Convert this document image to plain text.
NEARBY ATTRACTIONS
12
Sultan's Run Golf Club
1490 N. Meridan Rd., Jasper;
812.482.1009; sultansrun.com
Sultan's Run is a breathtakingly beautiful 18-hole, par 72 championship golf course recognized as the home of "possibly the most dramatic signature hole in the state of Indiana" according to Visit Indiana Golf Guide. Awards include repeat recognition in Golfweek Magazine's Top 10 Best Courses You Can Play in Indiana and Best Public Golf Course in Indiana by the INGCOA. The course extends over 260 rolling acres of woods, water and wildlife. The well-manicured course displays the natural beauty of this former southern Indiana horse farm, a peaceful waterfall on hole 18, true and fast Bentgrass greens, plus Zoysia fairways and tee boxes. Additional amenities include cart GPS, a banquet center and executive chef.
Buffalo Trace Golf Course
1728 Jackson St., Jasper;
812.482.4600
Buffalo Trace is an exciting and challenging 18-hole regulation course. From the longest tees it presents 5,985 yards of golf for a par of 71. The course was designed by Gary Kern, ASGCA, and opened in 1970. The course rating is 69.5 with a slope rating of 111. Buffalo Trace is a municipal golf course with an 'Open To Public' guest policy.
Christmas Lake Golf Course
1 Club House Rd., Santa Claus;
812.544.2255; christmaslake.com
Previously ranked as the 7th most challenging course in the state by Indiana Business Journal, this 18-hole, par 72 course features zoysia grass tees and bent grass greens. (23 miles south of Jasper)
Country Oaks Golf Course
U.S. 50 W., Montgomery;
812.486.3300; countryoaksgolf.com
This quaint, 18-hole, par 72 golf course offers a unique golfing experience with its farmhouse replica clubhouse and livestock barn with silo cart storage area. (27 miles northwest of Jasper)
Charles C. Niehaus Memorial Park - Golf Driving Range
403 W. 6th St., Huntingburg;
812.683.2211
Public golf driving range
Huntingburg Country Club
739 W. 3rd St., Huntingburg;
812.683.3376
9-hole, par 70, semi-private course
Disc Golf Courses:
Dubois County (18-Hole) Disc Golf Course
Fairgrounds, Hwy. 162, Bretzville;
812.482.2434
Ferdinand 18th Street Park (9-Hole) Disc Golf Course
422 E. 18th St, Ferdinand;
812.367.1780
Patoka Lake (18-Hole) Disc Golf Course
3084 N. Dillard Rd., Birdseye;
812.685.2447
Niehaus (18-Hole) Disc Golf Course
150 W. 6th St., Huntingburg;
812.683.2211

== == ==

• Given problem: In the lines above, find each one with "Park" and list it.

• Solved exercise:
Charles C. Niehaus Memorial Park - Golf Driving Range
Ferdinand 18th Street Park (9-Hole) Disc Golf Course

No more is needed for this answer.